Write out all the records again, substituting "dock-launcher-icon" for each occurrence of "dock-app-icon" and changing nothing else.

#### Entries supplied ####

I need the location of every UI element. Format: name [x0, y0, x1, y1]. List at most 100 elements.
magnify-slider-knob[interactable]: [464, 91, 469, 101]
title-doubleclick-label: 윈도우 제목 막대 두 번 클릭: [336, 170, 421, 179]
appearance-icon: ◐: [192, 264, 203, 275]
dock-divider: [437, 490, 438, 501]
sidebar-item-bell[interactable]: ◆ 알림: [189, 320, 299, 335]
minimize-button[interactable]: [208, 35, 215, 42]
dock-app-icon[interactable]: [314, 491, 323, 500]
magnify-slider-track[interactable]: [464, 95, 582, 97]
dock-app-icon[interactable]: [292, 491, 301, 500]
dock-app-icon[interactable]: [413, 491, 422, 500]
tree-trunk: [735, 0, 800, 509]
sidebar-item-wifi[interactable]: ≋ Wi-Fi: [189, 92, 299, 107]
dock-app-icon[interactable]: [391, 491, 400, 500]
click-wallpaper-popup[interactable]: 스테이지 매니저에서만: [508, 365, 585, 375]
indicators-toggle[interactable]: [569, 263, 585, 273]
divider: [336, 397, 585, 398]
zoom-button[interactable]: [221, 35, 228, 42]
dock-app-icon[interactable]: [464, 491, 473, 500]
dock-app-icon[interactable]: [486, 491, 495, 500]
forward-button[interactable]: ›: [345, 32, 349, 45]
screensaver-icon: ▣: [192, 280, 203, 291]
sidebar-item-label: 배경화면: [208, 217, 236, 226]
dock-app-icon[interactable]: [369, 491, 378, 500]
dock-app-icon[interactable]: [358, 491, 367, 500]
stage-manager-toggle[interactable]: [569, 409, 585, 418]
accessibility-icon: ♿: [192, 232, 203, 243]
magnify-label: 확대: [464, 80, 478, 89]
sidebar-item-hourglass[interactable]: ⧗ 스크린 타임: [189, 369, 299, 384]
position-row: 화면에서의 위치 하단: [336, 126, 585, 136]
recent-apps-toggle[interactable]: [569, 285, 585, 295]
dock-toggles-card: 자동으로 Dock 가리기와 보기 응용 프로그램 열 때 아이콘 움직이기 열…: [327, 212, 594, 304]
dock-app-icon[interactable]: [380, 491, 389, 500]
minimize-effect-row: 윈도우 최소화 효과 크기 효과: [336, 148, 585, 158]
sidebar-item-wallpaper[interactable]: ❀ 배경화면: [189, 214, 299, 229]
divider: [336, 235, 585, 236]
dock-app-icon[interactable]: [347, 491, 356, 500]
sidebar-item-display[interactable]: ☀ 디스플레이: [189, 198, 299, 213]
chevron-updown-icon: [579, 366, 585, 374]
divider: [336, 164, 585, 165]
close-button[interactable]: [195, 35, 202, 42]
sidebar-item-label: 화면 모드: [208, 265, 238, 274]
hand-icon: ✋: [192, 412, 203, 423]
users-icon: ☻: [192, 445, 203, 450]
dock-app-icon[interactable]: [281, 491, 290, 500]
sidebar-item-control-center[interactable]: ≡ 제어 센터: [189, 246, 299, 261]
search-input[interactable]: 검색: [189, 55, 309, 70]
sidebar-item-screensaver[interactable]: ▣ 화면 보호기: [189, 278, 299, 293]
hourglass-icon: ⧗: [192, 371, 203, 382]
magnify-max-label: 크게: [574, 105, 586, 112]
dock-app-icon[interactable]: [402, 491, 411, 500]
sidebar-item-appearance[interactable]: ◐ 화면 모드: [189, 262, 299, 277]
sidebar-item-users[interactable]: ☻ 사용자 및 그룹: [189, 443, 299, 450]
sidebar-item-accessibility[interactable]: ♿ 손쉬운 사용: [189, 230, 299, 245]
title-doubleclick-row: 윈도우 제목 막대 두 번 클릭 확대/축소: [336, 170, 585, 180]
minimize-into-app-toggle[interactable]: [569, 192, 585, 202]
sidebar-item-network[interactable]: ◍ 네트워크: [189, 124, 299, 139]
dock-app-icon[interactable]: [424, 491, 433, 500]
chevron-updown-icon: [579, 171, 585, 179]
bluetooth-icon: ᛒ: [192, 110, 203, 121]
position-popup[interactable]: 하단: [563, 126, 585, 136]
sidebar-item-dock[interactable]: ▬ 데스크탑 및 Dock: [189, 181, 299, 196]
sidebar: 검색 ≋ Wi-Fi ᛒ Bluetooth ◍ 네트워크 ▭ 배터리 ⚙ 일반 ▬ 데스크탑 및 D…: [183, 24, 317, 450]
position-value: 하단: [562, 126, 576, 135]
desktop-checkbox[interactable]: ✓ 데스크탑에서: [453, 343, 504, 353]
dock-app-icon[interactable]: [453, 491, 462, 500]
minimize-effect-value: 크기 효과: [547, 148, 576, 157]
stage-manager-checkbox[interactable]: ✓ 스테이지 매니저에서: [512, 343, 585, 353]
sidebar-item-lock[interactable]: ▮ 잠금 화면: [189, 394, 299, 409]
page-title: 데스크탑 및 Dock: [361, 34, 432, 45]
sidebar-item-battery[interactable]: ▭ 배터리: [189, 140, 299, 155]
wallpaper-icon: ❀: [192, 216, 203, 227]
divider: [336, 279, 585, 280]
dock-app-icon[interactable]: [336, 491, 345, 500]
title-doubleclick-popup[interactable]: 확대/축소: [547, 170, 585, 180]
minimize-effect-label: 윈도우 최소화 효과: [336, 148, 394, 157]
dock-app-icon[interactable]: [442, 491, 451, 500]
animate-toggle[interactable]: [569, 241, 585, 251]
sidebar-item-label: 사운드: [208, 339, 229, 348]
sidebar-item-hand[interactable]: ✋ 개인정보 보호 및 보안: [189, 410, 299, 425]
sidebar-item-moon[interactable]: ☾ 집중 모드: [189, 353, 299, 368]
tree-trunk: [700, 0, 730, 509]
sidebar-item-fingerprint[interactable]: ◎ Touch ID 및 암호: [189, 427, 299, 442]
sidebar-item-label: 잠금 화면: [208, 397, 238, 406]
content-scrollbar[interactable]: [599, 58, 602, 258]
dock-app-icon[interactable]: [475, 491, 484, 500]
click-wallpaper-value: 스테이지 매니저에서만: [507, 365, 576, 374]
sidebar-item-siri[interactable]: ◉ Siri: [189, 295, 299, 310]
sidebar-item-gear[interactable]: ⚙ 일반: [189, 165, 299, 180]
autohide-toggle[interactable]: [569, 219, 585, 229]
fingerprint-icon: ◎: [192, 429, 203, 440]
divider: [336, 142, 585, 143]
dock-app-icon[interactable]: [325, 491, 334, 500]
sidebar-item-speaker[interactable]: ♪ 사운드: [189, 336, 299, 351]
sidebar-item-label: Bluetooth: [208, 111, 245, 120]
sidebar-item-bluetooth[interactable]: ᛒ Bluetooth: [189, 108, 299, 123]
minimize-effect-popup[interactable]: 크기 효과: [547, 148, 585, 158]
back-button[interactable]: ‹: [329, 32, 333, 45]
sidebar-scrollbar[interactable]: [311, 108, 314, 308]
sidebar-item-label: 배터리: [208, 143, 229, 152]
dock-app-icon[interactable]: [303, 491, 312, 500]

####

> **Task output**:
I need the location of every UI element. Format: name [x0, y0, x1, y1]. List at most 100 elements.
magnify-slider-knob[interactable]: [464, 91, 469, 101]
title-doubleclick-label: 윈도우 제목 막대 두 번 클릭: [336, 170, 421, 179]
appearance-icon: ◐: [192, 264, 203, 275]
dock-divider: [437, 490, 438, 501]
sidebar-item-bell[interactable]: ◆ 알림: [189, 320, 299, 335]
minimize-button[interactable]: [208, 35, 215, 42]
dock-launcher-icon[interactable]: [314, 491, 323, 500]
magnify-slider-track[interactable]: [464, 95, 582, 97]
dock-launcher-icon[interactable]: [292, 491, 301, 500]
dock-launcher-icon[interactable]: [413, 491, 422, 500]
tree-trunk: [735, 0, 800, 509]
sidebar-item-wifi[interactable]: ≋ Wi-Fi: [189, 92, 299, 107]
dock-launcher-icon[interactable]: [391, 491, 400, 500]
click-wallpaper-popup[interactable]: 스테이지 매니저에서만: [508, 365, 585, 375]
indicators-toggle[interactable]: [569, 263, 585, 273]
divider: [336, 397, 585, 398]
zoom-button[interactable]: [221, 35, 228, 42]
dock-launcher-icon[interactable]: [464, 491, 473, 500]
dock-launcher-icon[interactable]: [486, 491, 495, 500]
forward-button[interactable]: ›: [345, 32, 349, 45]
screensaver-icon: ▣: [192, 280, 203, 291]
sidebar-item-label: 배경화면: [208, 217, 236, 226]
dock-launcher-icon[interactable]: [369, 491, 378, 500]
dock-launcher-icon[interactable]: [358, 491, 367, 500]
stage-manager-toggle[interactable]: [569, 409, 585, 418]
accessibility-icon: ♿: [192, 232, 203, 243]
magnify-label: 확대: [464, 80, 478, 89]
sidebar-item-hourglass[interactable]: ⧗ 스크린 타임: [189, 369, 299, 384]
position-row: 화면에서의 위치 하단: [336, 126, 585, 136]
recent-apps-toggle[interactable]: [569, 285, 585, 295]
dock-toggles-card: 자동으로 Dock 가리기와 보기 응용 프로그램 열 때 아이콘 움직이기 열…: [327, 212, 594, 304]
dock-launcher-icon[interactable]: [380, 491, 389, 500]
minimize-effect-row: 윈도우 최소화 효과 크기 효과: [336, 148, 585, 158]
sidebar-item-wallpaper[interactable]: ❀ 배경화면: [189, 214, 299, 229]
divider: [336, 235, 585, 236]
dock-launcher-icon[interactable]: [347, 491, 356, 500]
sidebar-item-display[interactable]: ☀ 디스플레이: [189, 198, 299, 213]
chevron-updown-icon: [579, 366, 585, 374]
divider: [336, 164, 585, 165]
close-button[interactable]: [195, 35, 202, 42]
sidebar-item-label: 화면 모드: [208, 265, 238, 274]
hand-icon: ✋: [192, 412, 203, 423]
users-icon: ☻: [192, 445, 203, 450]
dock-launcher-icon[interactable]: [281, 491, 290, 500]
sidebar-item-control-center[interactable]: ≡ 제어 센터: [189, 246, 299, 261]
search-input[interactable]: 검색: [189, 55, 309, 70]
sidebar-item-screensaver[interactable]: ▣ 화면 보호기: [189, 278, 299, 293]
hourglass-icon: ⧗: [192, 371, 203, 382]
magnify-max-label: 크게: [574, 105, 586, 112]
dock-launcher-icon[interactable]: [402, 491, 411, 500]
sidebar-item-appearance[interactable]: ◐ 화면 모드: [189, 262, 299, 277]
sidebar-item-users[interactable]: ☻ 사용자 및 그룹: [189, 443, 299, 450]
sidebar-item-accessibility[interactable]: ♿ 손쉬운 사용: [189, 230, 299, 245]
title-doubleclick-row: 윈도우 제목 막대 두 번 클릭 확대/축소: [336, 170, 585, 180]
minimize-into-app-toggle[interactable]: [569, 192, 585, 202]
sidebar-item-network[interactable]: ◍ 네트워크: [189, 124, 299, 139]
dock-launcher-icon[interactable]: [424, 491, 433, 500]
chevron-updown-icon: [579, 171, 585, 179]
bluetooth-icon: ᛒ: [192, 110, 203, 121]
position-popup[interactable]: 하단: [563, 126, 585, 136]
sidebar-item-dock[interactable]: ▬ 데스크탑 및 Dock: [189, 181, 299, 196]
sidebar: 검색 ≋ Wi-Fi ᛒ Bluetooth ◍ 네트워크 ▭ 배터리 ⚙ 일반 ▬ 데스크탑 및 D…: [183, 24, 317, 450]
position-value: 하단: [562, 126, 576, 135]
desktop-checkbox[interactable]: ✓ 데스크탑에서: [453, 343, 504, 353]
dock-launcher-icon[interactable]: [453, 491, 462, 500]
minimize-effect-value: 크기 효과: [547, 148, 576, 157]
stage-manager-checkbox[interactable]: ✓ 스테이지 매니저에서: [512, 343, 585, 353]
sidebar-item-lock[interactable]: ▮ 잠금 화면: [189, 394, 299, 409]
page-title: 데스크탑 및 Dock: [361, 34, 432, 45]
sidebar-item-battery[interactable]: ▭ 배터리: [189, 140, 299, 155]
wallpaper-icon: ❀: [192, 216, 203, 227]
divider: [336, 279, 585, 280]
dock-launcher-icon[interactable]: [336, 491, 345, 500]
title-doubleclick-popup[interactable]: 확대/축소: [547, 170, 585, 180]
minimize-effect-label: 윈도우 최소화 효과: [336, 148, 394, 157]
dock-launcher-icon[interactable]: [442, 491, 451, 500]
animate-toggle[interactable]: [569, 241, 585, 251]
sidebar-item-label: 사운드: [208, 339, 229, 348]
sidebar-item-hand[interactable]: ✋ 개인정보 보호 및 보안: [189, 410, 299, 425]
sidebar-item-moon[interactable]: ☾ 집중 모드: [189, 353, 299, 368]
tree-trunk: [700, 0, 730, 509]
sidebar-item-fingerprint[interactable]: ◎ Touch ID 및 암호: [189, 427, 299, 442]
sidebar-item-label: 잠금 화면: [208, 397, 238, 406]
content-scrollbar[interactable]: [599, 58, 602, 258]
dock-launcher-icon[interactable]: [475, 491, 484, 500]
click-wallpaper-value: 스테이지 매니저에서만: [507, 365, 576, 374]
sidebar-item-siri[interactable]: ◉ Siri: [189, 295, 299, 310]
sidebar-item-gear[interactable]: ⚙ 일반: [189, 165, 299, 180]
autohide-toggle[interactable]: [569, 219, 585, 229]
fingerprint-icon: ◎: [192, 429, 203, 440]
divider: [336, 142, 585, 143]
dock-launcher-icon[interactable]: [325, 491, 334, 500]
sidebar-item-speaker[interactable]: ♪ 사운드: [189, 336, 299, 351]
sidebar-item-label: Bluetooth: [208, 111, 245, 120]
sidebar-item-bluetooth[interactable]: ᛒ Bluetooth: [189, 108, 299, 123]
minimize-effect-popup[interactable]: 크기 효과: [547, 148, 585, 158]
back-button[interactable]: ‹: [329, 32, 333, 45]
sidebar-scrollbar[interactable]: [311, 108, 314, 308]
sidebar-item-label: 배터리: [208, 143, 229, 152]
dock-launcher-icon[interactable]: [303, 491, 312, 500]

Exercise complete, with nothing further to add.